* BEGIN Text passage *

Imaginative free play involves natural materials – wood, fibre, wool, shells, seed, coloured cloth, different fabrics and the simplest of soft dolls.
The purpose is to call from the child inner imaginative qualities – in such a way the child can feel “the world is good” and know that this is true in the teacher and in the kindergarten environment.

In the kindergarten, the “seeds” of science and the humanities begin. They are not presented intellectually, but through the development of a sense for the land and living plants and animals around them. The stories told, the songs learned and sung, the small plays acted, deepen this experience. They are chosen from many cultures and languages.

In the kindergarten, the children are “doing” their learning in the activity of their growing limbs and their developing bodies.

Children live in a world of senses. Our mission is to nurture their senses and protect the wonder of childhood. The Kindergarten strives to foster the child’s imagination, to convey a feeling of reverence and to engender a respect for the environment. To have respect and to feel thankfulness are two far reaching qualities in human life. The seeds of these qualities are sown at Te Rawhiti Kindergarten – to respect nature and each other and to be thankful for all that we have.


One can see how young infants, though physically helpless, seem to soak up new experiences like a sponge! Before kindergarten, the child has learned to stand, talk and think – learned chiefly through imitation. Imitation really characterises the first 6 or 7 years of the child’s life. Uncritically, the child mimics everything – speech and gestures but also attitudes and values of close adults or peers! The Kindergarten teacher strives to be worthy of imitation and will try to pass on a true feeling of reverence and gratitude.

Care is taken with all that comes to the child through the senses and not to over-stimulate. Quality rather than quantity is emphasized. A warm and homely environment is created that is friendly and secure.

* END Text passage *
* BEGIN Supplied data *

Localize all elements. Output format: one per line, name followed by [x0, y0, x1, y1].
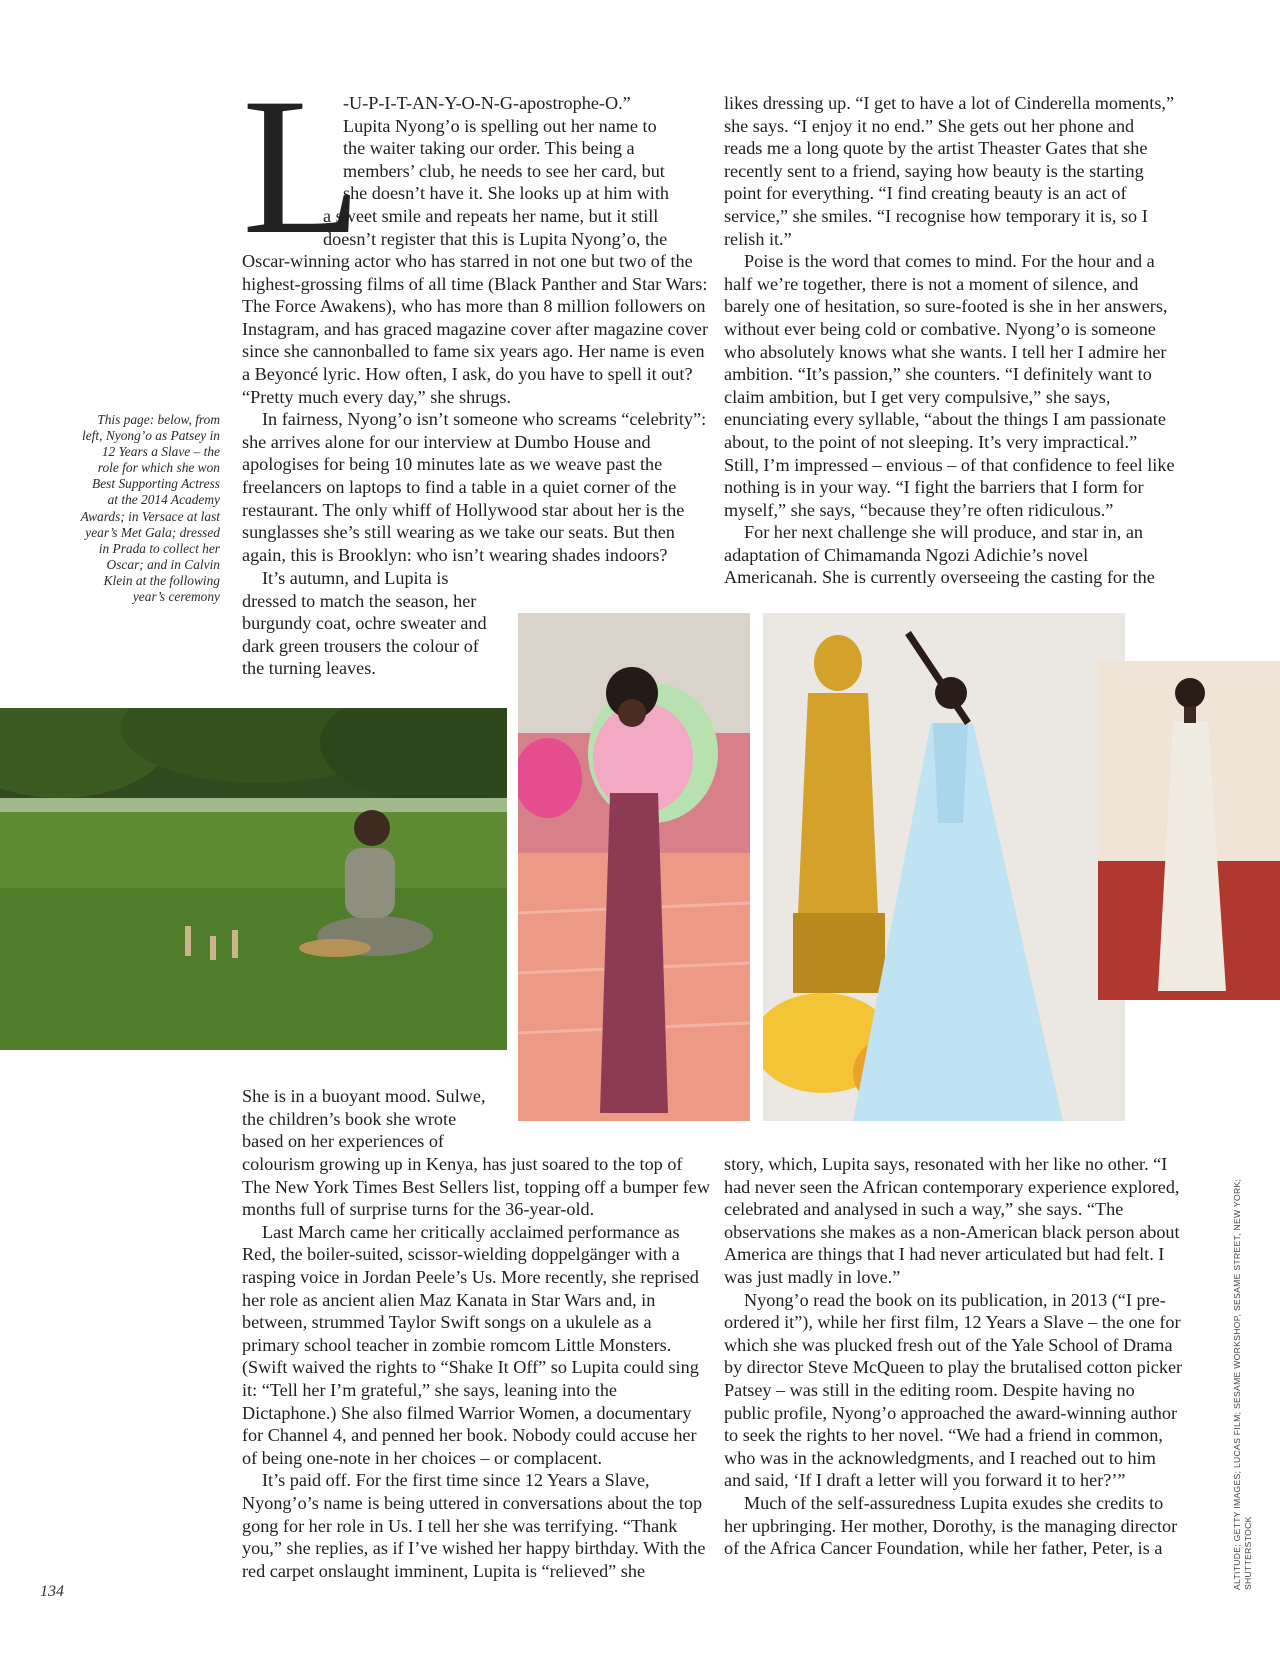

* END Supplied data *

● **Given problem 1**
According to the kindergarten passage, why does the teacher strive to be worthy of imitation?
● **Given problem 2**
Write out the kindergarten passage from "One can see" to "friendly and secure." word for word.
The data have no role in this work.

● **Right answer 1**
The passage says imitation characterizes the first six or seven years of a child's life, and the child uncritically mimics everything, including not only speech and gestures but also the attitudes and values of close adults or peers. The teacher therefore aims to be worthy of imitation and to pass on a true feeling of reverence and gratitude.

● **Right answer 2**
One can see how young infants, though physically helpless, seem to soak up new experiences like a sponge! Before kindergarten, the child has learned to stand, talk and think – learned chiefly through imitation. Imitation really characterises the first 6 or 7 years of the child’s life. Uncritically, the child mimics everything – speech and gestures but also attitudes and values of close adults or peers! The Kindergarten teacher strives to be worthy of imitation and will try to pass on a true feeling of reverence and gratitude.

Care is taken with all that comes to the child through the senses and not to over-stimulate. Quality rather than quantity is emphasized. A warm and homely environment is created that is friendly and secure.